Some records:
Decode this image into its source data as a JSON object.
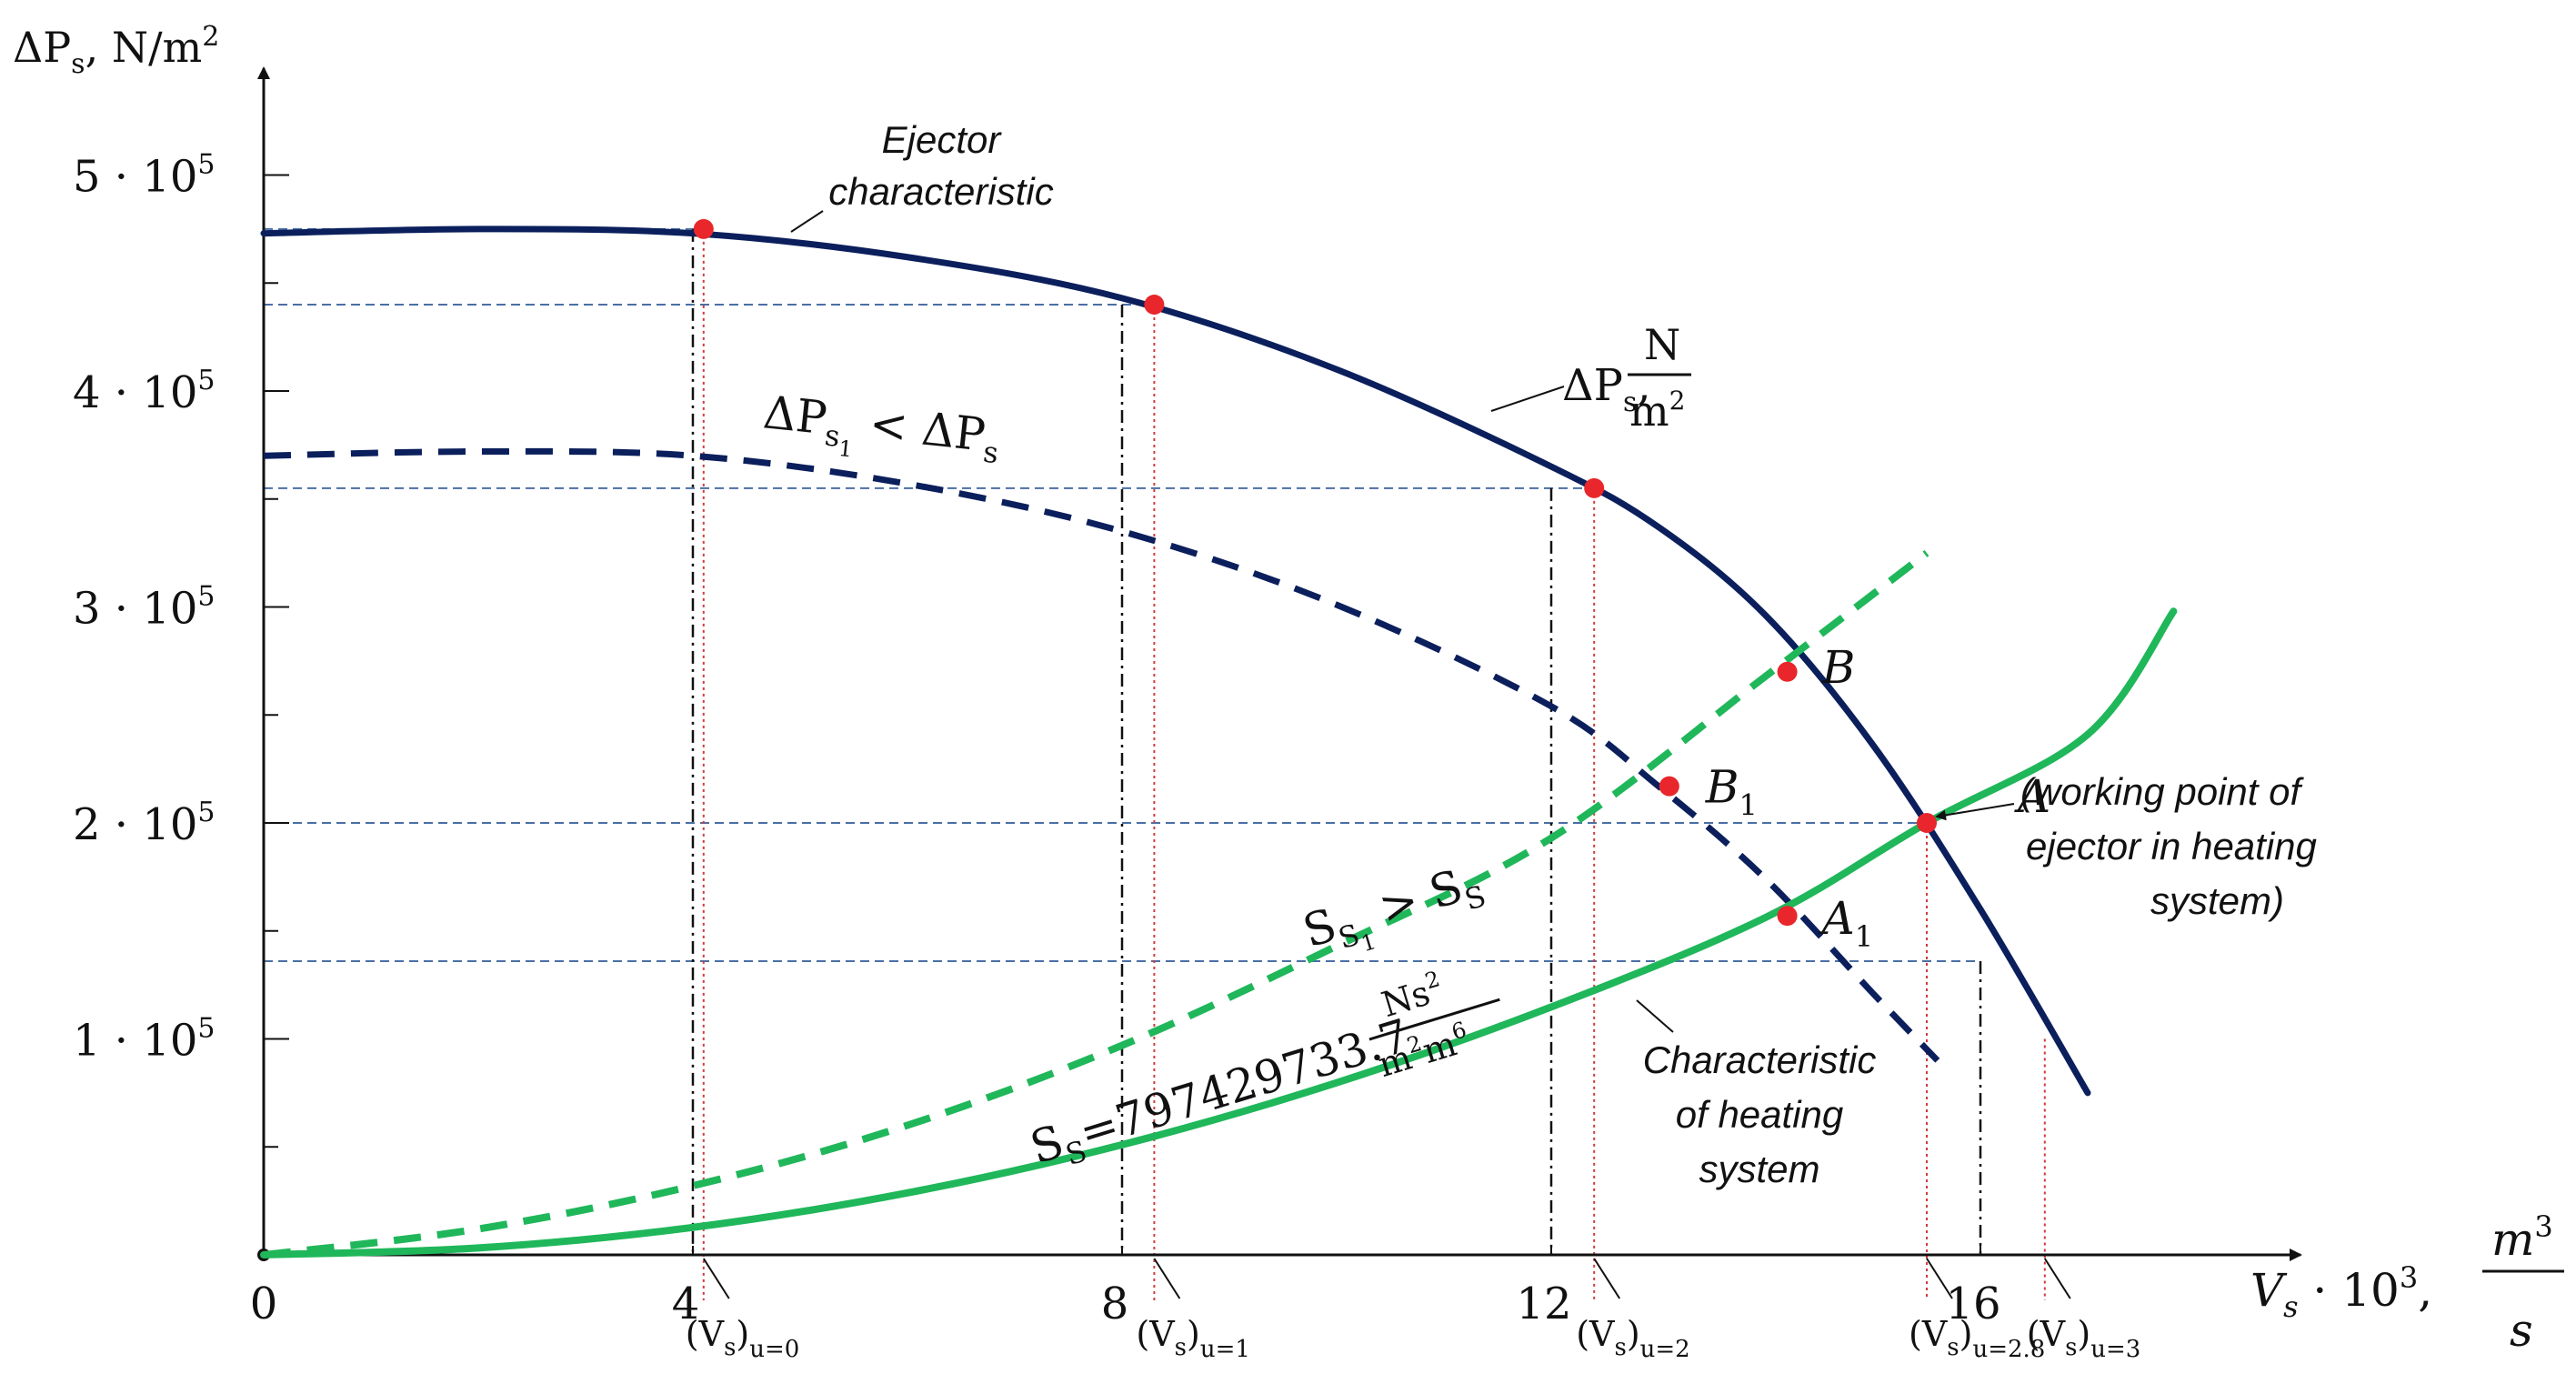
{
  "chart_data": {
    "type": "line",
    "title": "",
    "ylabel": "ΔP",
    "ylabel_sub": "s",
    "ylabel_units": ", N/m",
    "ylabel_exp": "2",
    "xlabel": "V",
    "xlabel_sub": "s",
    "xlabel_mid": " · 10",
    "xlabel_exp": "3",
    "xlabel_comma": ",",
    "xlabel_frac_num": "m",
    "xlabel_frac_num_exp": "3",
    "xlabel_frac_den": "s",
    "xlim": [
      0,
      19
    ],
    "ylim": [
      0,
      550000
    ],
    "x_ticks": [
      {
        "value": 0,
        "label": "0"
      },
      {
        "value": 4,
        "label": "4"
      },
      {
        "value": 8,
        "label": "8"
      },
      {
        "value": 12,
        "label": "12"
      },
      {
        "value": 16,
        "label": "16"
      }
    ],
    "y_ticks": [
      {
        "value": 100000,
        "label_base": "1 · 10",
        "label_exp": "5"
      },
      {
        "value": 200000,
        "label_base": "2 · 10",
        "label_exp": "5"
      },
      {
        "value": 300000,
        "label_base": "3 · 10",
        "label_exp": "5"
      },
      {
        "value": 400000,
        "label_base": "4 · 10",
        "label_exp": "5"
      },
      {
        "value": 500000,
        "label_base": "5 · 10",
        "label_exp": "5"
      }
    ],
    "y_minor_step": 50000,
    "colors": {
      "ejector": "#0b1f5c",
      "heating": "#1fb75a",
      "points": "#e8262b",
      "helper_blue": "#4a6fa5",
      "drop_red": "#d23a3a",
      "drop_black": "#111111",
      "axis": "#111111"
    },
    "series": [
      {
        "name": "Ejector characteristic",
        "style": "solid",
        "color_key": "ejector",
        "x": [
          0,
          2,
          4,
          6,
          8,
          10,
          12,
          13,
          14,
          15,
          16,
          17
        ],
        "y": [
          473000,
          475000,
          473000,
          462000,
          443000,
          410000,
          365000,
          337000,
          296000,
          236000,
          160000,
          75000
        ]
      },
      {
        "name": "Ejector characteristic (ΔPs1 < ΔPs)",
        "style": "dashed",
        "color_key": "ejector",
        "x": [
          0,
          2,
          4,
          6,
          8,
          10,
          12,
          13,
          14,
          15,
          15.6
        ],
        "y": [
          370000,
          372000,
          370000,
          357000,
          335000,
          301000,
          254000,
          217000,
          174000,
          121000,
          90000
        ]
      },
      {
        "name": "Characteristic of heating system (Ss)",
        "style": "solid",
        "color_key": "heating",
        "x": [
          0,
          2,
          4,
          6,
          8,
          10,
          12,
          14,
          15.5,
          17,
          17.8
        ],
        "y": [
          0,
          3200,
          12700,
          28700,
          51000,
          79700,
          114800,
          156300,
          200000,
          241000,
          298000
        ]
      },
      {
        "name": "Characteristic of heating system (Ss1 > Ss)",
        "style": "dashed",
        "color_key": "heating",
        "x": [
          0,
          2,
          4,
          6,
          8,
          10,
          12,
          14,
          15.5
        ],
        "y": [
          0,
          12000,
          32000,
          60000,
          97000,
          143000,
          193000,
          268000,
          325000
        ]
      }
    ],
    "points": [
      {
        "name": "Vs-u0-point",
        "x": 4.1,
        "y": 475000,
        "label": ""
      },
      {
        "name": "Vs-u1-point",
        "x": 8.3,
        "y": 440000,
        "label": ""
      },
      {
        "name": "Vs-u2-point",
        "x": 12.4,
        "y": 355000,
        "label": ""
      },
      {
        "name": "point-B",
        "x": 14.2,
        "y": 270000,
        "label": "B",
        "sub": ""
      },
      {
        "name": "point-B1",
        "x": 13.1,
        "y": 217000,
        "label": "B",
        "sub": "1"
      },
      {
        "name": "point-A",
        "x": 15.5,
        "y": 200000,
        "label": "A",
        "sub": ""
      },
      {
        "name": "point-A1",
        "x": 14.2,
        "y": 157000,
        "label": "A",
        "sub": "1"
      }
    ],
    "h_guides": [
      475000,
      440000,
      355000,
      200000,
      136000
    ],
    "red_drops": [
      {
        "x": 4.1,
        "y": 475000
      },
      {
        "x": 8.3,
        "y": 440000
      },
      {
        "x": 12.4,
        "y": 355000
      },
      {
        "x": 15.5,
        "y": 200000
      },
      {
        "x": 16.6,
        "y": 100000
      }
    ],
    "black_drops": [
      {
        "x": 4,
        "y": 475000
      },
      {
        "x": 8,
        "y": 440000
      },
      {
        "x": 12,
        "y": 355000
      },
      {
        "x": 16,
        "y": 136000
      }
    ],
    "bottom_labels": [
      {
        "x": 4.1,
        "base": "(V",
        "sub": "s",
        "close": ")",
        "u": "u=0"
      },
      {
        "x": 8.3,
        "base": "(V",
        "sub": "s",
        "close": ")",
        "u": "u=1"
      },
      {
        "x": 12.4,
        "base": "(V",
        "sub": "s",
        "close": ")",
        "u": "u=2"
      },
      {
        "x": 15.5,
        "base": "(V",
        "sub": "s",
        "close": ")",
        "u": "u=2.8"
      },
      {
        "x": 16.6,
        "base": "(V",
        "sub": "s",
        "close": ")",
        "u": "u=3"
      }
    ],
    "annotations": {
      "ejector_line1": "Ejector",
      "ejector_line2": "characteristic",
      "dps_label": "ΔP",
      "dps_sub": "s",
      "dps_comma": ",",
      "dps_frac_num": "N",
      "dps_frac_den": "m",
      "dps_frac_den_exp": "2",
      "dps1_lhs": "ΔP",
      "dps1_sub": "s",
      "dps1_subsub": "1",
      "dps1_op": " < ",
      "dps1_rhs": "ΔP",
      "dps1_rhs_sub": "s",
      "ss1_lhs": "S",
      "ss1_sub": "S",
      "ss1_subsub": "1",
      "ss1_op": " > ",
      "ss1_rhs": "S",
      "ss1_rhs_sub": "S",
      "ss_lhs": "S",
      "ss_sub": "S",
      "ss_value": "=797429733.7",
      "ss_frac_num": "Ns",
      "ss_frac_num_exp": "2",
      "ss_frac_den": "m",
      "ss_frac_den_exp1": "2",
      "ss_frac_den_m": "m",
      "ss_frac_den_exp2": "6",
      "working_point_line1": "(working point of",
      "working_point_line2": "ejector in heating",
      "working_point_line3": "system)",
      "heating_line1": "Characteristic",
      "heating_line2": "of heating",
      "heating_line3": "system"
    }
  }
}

_SHORT EXERCISE:_ Count the lines of these entries that hold the string "name", and give only that number.

_RESULT:_ 11